* The records *
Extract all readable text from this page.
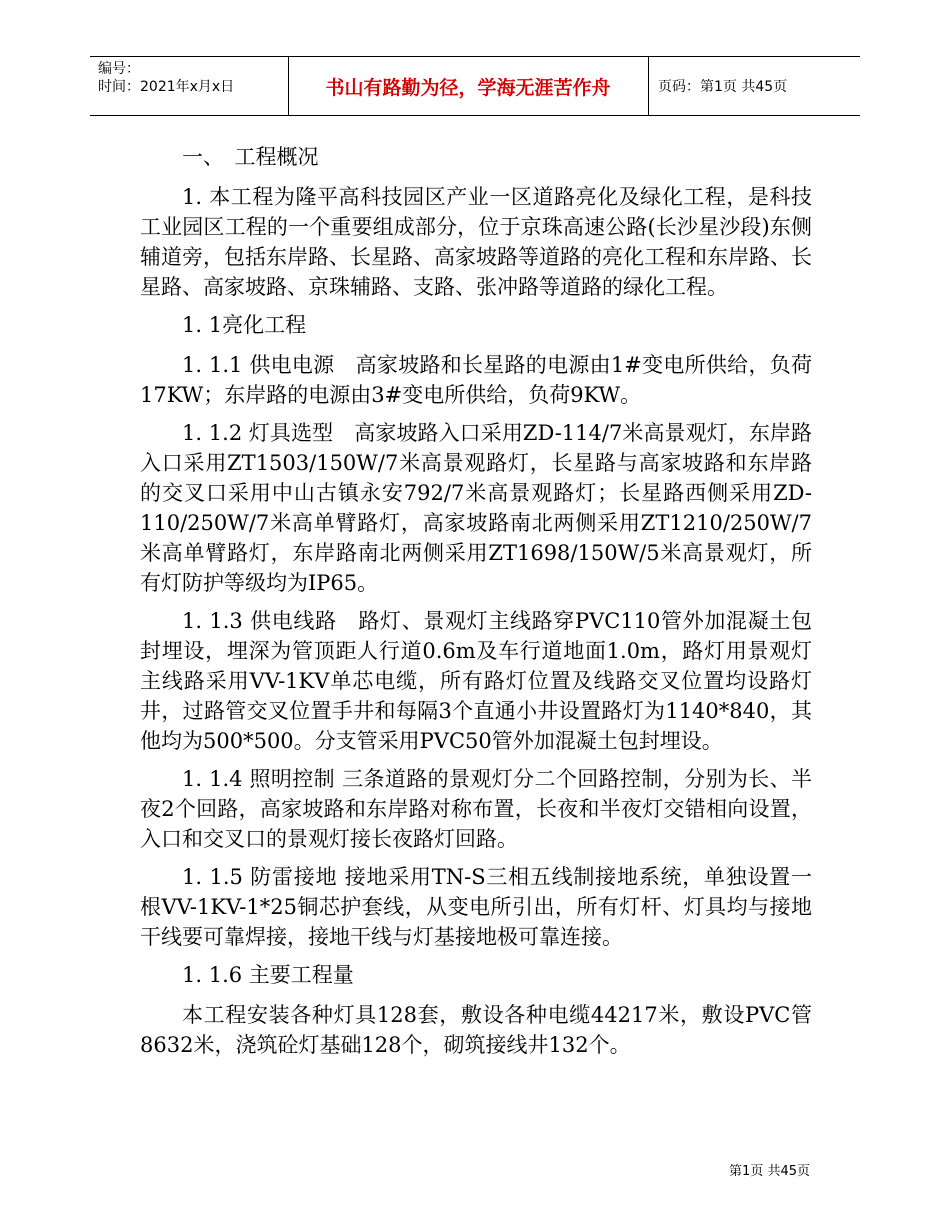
编号：
时间：2021年x月x日	书山有路勤为径，学海无涯苦作舟	页码：第1页 共45页

一、　工程概况

1. 本工程为隆平高科技园区产业一区道路亮化及绿化工程，是科技工业园区工程的一个重要组成部分，位于京珠高速公路(长沙星沙段)东侧辅道旁，包括东岸路、长星路、高家坡路等道路的亮化工程和东岸路、长星路、高家坡路、京珠辅路、支路、张冲路等道路的绿化工程。

1. 1亮化工程

1. 1.1 供电电源　高家坡路和长星路的电源由1#变电所供给，负荷17KW；东岸路的电源由3#变电所供给，负荷9KW。

1. 1.2 灯具选型　高家坡路入口采用ZD-114/7米高景观灯，东岸路入口采用ZT1503/150W/7米高景观路灯，长星路与高家坡路和东岸路的交叉口采用中山古镇永安792/7米高景观路灯；长星路西侧采用ZD-110/250W/7米高单臂路灯，高家坡路南北两侧采用ZT1210/250W/7米高单臂路灯，东岸路南北两侧采用ZT1698/150W/5米高景观灯，所有灯防护等级均为IP65。

1. 1.3 供电线路　路灯、景观灯主线路穿PVC110管外加混凝土包封埋设，埋深为管顶距人行道0.6m及车行道地面1.0m，路灯用景观灯主线路采用VV-1KV单芯电缆，所有路灯位置及线路交叉位置均设路灯井，过路管交叉位置手井和每隔3个直通小井设置路灯为1140*840，其他均为500*500。分支管采用PVC50管外加混凝土包封埋设。

1. 1.4 照明控制 三条道路的景观灯分二个回路控制，分别为长、半夜2个回路，高家坡路和东岸路对称布置，长夜和半夜灯交错相向设置，入口和交叉口的景观灯接长夜路灯回路。

1. 1.5 防雷接地 接地采用TN-S三相五线制接地系统，单独设置一根VV-1KV-1*25铜芯护套线，从变电所引出，所有灯杆、灯具均与接地干线要可靠焊接，接地干线与灯基接地极可靠连接。

1. 1.6 主要工程量

本工程安装各种灯具128套，敷设各种电缆44217米，敷设PVC管8632米，浇筑砼灯基础128个，砌筑接线井132个。

第1页 共45页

* What you need to do *
Each line of the material must be retyped exactly, except that images are omitted.

* Solution to this task *
Extract all readable text from this page.
编号：
时间：2021年x月x日	书山有路勤为径，学海无涯苦作舟	页码：第1页 共45页

一、　工程概况

1. 本工程为隆平高科技园区产业一区道路亮化及绿化工程，是科技工业园区工程的一个重要组成部分，位于京珠高速公路(长沙星沙段)东侧辅道旁，包括东岸路、长星路、高家坡路等道路的亮化工程和东岸路、长星路、高家坡路、京珠辅路、支路、张冲路等道路的绿化工程。

1. 1亮化工程

1. 1.1 供电电源　高家坡路和长星路的电源由1#变电所供给，负荷17KW；东岸路的电源由3#变电所供给，负荷9KW。

1. 1.2 灯具选型　高家坡路入口采用ZD-114/7米高景观灯，东岸路入口采用ZT1503/150W/7米高景观路灯，长星路与高家坡路和东岸路的交叉口采用中山古镇永安792/7米高景观路灯；长星路西侧采用ZD-110/250W/7米高单臂路灯，高家坡路南北两侧采用ZT1210/250W/7米高单臂路灯，东岸路南北两侧采用ZT1698/150W/5米高景观灯，所有灯防护等级均为IP65。

1. 1.3 供电线路　路灯、景观灯主线路穿PVC110管外加混凝土包封埋设，埋深为管顶距人行道0.6m及车行道地面1.0m，路灯用景观灯主线路采用VV-1KV单芯电缆，所有路灯位置及线路交叉位置均设路灯井，过路管交叉位置手井和每隔3个直通小井设置路灯为1140*840，其他均为500*500。分支管采用PVC50管外加混凝土包封埋设。

1. 1.4 照明控制 三条道路的景观灯分二个回路控制，分别为长、半夜2个回路，高家坡路和东岸路对称布置，长夜和半夜灯交错相向设置，入口和交叉口的景观灯接长夜路灯回路。

1. 1.5 防雷接地 接地采用TN-S三相五线制接地系统，单独设置一根VV-1KV-1*25铜芯护套线，从变电所引出，所有灯杆、灯具均与接地干线要可靠焊接，接地干线与灯基接地极可靠连接。

1. 1.6 主要工程量

本工程安装各种灯具128套，敷设各种电缆44217米，敷设PVC管8632米，浇筑砼灯基础128个，砌筑接线井132个。

第1页 共45页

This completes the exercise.